§ TASKS TO COMPLETE:
A: In the thread on highlighting duplicates in an Excel list, which character does Jeff Weir say you can't beat as a delimiter?
B: In the thread on highlighting duplicates in an Excel list, why does the formula =COUNTIF($G$2:$G2,$G2)>1 leave the first instance of a duplicated entry unhighlighted?
C: Pick up the thread on highlighting duplicates in an Excel list after its last comment and carry it on.

§ PASSAGE PROVIDED:
○ ○ ○ ○

Download the Sample File

For detailed instructions, and to download the sample file, please visit my Contextures website: Highlight Duplicate Records in a List


Watch the Video

To see the steps for setting up the conditional formatting, please watch this video tutorial.

__

_________________________

17 comments to Highlight Duplicate Records in an Excel List

  • Jeff Weir

    Cool!

    What's also cool about tables is that you can filter by color. So using a bit of VBA, you can then filter to show only duplicate rows, and then do something with them.

  • John

    One very rare bug that may happen with this is if the data you have in two columns, when concatenated, looks the same. For example:


    Col A Col B Concatenated
    123 456 123456
    1234 56 123456

    This will show the rows above as duplicate when they are not.

  • Jeff Weir

    On the subject of delimiters, you can't beat the pipe character | (Shift + \)

  • Great Tutorial. But is there any way to highlight only a single instance of duplicate records? I mean if I could do so then it would be easier to just sort out the highlighted records and later delete them.

    • @Ankit Mac, if you only want to highlight the duplicate records, and not the first instance of a duplicated record, use this formula: =COUNTIF($G$2:$G2,$G2)>1

      That checks the rows down to the current row for duplicates, so for the first instance, the count would be 1, and that row wouldn't be highlighted.

  • Rick

    I'm working on a project where I need to find records where certain fields are close matches. For example in the Company field one entry may be "SC Johnson Wax" and another "S.C. Johnson Wax" or "S C Johnson Wax". Another would be where someone has misspelled a word so maybe they typed "Johnston" instead of "Johnson". These are all things that stick out to the human eye but how to look for them programmatically?

○ ○ ○ ○

Entries drawn from a collection
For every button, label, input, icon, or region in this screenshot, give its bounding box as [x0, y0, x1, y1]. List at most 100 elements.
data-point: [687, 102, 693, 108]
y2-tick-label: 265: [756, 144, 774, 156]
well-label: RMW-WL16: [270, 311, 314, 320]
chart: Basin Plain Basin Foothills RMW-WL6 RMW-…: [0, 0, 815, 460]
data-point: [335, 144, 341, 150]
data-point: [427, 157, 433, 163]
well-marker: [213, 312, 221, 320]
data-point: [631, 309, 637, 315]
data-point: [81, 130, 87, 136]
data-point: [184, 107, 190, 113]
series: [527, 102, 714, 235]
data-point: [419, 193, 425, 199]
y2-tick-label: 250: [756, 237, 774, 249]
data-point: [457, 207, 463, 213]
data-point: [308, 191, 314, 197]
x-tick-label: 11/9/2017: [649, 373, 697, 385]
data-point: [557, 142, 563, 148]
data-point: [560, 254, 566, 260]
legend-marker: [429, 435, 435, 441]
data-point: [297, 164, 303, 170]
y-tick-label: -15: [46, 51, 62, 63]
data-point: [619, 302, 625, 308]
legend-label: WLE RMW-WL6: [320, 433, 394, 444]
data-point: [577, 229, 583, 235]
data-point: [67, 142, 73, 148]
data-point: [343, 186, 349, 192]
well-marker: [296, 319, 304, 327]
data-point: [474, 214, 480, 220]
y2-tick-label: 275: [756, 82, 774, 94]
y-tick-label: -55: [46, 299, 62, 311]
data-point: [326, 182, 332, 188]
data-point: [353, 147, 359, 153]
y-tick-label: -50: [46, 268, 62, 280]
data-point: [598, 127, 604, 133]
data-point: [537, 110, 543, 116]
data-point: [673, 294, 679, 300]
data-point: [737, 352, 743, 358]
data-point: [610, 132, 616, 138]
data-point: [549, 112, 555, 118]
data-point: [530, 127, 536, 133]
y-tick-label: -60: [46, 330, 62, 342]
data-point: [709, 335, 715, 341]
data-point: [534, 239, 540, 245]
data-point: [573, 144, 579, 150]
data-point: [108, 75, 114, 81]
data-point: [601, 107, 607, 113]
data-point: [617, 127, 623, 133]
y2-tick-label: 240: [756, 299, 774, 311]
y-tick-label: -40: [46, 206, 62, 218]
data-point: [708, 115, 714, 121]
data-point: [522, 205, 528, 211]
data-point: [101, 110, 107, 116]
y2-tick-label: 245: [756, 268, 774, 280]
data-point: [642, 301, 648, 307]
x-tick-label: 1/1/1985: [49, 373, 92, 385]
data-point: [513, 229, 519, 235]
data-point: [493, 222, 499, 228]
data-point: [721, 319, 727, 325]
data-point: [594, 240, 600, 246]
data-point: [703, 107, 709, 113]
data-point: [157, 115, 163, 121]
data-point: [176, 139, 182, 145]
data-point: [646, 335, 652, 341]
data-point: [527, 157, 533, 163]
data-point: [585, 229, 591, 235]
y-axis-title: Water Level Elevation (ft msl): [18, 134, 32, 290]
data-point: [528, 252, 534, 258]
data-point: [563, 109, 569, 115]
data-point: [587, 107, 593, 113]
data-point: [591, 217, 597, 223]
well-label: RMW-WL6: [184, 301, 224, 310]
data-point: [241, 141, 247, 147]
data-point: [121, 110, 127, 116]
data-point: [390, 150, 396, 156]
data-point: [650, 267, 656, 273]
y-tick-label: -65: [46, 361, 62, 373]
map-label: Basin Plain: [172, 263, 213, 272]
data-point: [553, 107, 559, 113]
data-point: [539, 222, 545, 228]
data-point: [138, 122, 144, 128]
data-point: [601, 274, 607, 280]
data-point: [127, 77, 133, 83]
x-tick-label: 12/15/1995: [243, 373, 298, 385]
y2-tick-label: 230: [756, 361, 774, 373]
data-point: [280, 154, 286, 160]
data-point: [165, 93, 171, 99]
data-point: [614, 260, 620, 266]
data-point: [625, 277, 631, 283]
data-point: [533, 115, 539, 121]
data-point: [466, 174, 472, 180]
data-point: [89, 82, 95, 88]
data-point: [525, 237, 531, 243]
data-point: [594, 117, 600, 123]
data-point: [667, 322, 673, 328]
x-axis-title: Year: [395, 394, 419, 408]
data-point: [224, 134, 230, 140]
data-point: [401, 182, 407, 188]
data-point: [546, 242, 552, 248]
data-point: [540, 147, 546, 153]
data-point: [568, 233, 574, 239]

○ ○ ○ ○

§ EXERCISE ANSWERS:
A: The pipe character | (Shift + \).

B: The formula checks only the rows from the top down to the current row. For the first instance the count is 1, which is not greater than 1, so that row isn't highlighted.

C:
  • Jason M

    @Rick,

    Trying looking at using multiple wildcards, such as:

    =COUNTIF(A1,"*s*c*john*wax*")

    This will get you a hit on most entries, but of course if the user leaves out the word "wax", it won't work.

  • Steve

    @Rick

    I had to do something similar, and used VBA. Depending on your application, you might try something like this:
    http://en.wikipedia.org/wiki/Damerau%E2%80%93Levenshtein_distance

    It has sample code written in C#, but I was able to convert this to VBA without too much trouble and use it very effectively.

    My application was to select the correct employee (from an employee roster) even if the input name was spelled incorrectly.

    • Steve

      Here is the code I came up with:

      Public Function iDLD_EditDistance(ByVal sSource As Variant, ByVal sTarget As Variant) As Integer
      ''''''''''''''''''''''''''''''''''''''''''''''''''''''''''''''''
      ' Comments: Determines the Damerau–Levenshtein distance
      ' (Edit Distance) of two strings. More information
      ' can be found at:
      ' http://en.wikipedia.org/wiki/Damerau%E2%80%93Levenshtein_distance
      '
      ' Arguments: sSource - Source String
      ' sTarget - Target String
      '
      ' Returns: Integer - This should be an integer value used
      ' by calling routine to determine a matching
      ' string based on lowest edit distance
      '
      ' -------------------------------------------------------------
      '
      '
      Dim m As Integer, n As Integer
      Dim i As Integer, j As Integer
      Dim i1 As Integer, j1 As Integer
      Dim xc As Integer
      Dim INF As Integer
      Dim DB As Integer
      Dim H()
      Dim sd()
      Dim sdlen As Long
      Dim tsd, tchr, tchrS, tchrT As String
      ' Quick check to resolve 0 lenthg stings
      If Len(sSource) = 0 Then
      iDLD_EditDistance = Len(sTarget)
      Exit Function
      Else
      If Len(sTarget) = 0 Then
      iDLD_EditDistance = Len(sSource)
      Exit Function
      End If
      End If

      ' Prevent inappropriately high Edit Distance values with short source strings.
      ' Otherwise, the Edit Distance for a string like "Weinb" would actually be smaller with "Way"
      ' rather than "Weinbrenner", given a false 'match'. It will also speed things up.
      sTarget = Left(sTarget, Len(sSource) + 1) ' note that if Len(sSource) + 1 > Len(sTarget) then it will return the whole string

      ' Remove Capital letters
      sSource = LCase(sSource)
      sTarget = LCase(sTarget)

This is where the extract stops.